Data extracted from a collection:
------------------------

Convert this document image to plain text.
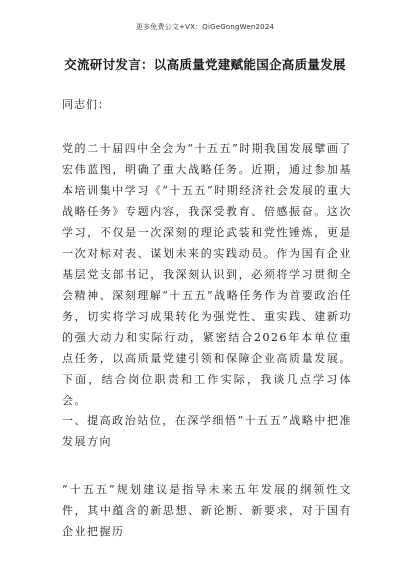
更多免费公文+VX：QiGeGongWen2024
交流研讨发言：以高质量党建赋能国企高质量发展
同志们：

党的二十届四中全会为“十五五”时期我国发展擘画了宏伟蓝图，明确了重大战略任务。近期，通过参加基本培训集中学习《“十五五”时期经济社会发展的重大战略任务》专题内容，我深受教育、倍感振奋。这次学习，不仅是一次深刻的理论武装和党性锤炼，更是一次对标对表、谋划未来的实践动员。作为国有企业基层党支部书记，我深刻认识到，必须将学习贯彻全会精神、深刻理解“十五五”战略任务作为首要政治任务，切实将学习成果转化为强党性、重实践、建新功的强大动力和实际行动，紧密结合2026年本单位重点任务，以高质量党建引领和保障企业高质量发展。下面，结合岗位职责和工作实际，我谈几点学习体会。

一、提高政治站位，在深学细悟“十五五”战略中把准发展方向

“十五五”规划建议是指导未来五年发展的纲领性文件，其中蕴含的新思想、新论断、新要求，对于国有企业把握历
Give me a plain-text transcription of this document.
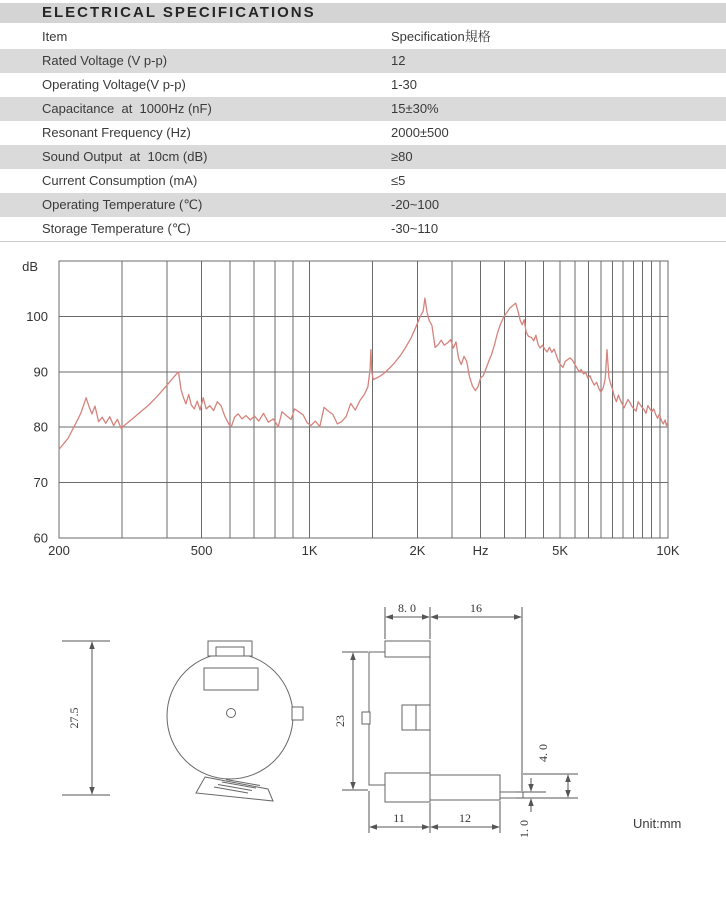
ELECTRICAL SPECIFICATIONS
Item	Specification規格
Rated Voltage (V p-p)	12
Operating Voltage(V p-p)	1-30
Capacitance  at  1000Hz (nF)	15±30%
Resonant Frequency (Hz)	2000±500
Sound Output  at  10cm (dB)	≥80
Current Consumption (mA)	≤5
Operating Temperature (℃)	-20~100
Storage Temperature (℃)	-30~110
dB
200	500	1K	2K	Hz	5K	10K
100
90
80
70
60
27.5
8. 0	16
23
4. 0
1. 0
11	12	Unit:mm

------------------------

TASK OBJECTIVE -
All of the records need repeating exactly, except for the pictures.

ANSWER -
Convert this document image to plain text.
更多免费公文+VX：QiGeGongWen2024
交流研讨发言：以高质量党建赋能国企高质量发展
同志们：

党的二十届四中全会为“十五五”时期我国发展擘画了宏伟蓝图，明确了重大战略任务。近期，通过参加基本培训集中学习《“十五五”时期经济社会发展的重大战略任务》专题内容，我深受教育、倍感振奋。这次学习，不仅是一次深刻的理论武装和党性锤炼，更是一次对标对表、谋划未来的实践动员。作为国有企业基层党支部书记，我深刻认识到，必须将学习贯彻全会精神、深刻理解“十五五”战略任务作为首要政治任务，切实将学习成果转化为强党性、重实践、建新功的强大动力和实际行动，紧密结合2026年本单位重点任务，以高质量党建引领和保障企业高质量发展。下面，结合岗位职责和工作实际，我谈几点学习体会。

一、提高政治站位，在深学细悟“十五五”战略中把准发展方向

“十五五”规划建议是指导未来五年发展的纲领性文件，其中蕴含的新思想、新论断、新要求，对于国有企业把握历
Give me a plain-text transcription of this document.
ELECTRICAL SPECIFICATIONS
Item	Specification規格
Rated Voltage (V p-p)	12
Operating Voltage(V p-p)	1-30
Capacitance  at  1000Hz (nF)	15±30%
Resonant Frequency (Hz)	2000±500
Sound Output  at  10cm (dB)	≥80
Current Consumption (mA)	≤5
Operating Temperature (℃)	-20~100
Storage Temperature (℃)	-30~110
dB
200	500	1K	2K	Hz	5K	10K
100
90
80
70
60
27.5
8. 0	16
23
4. 0
1. 0
11	12	Unit:mm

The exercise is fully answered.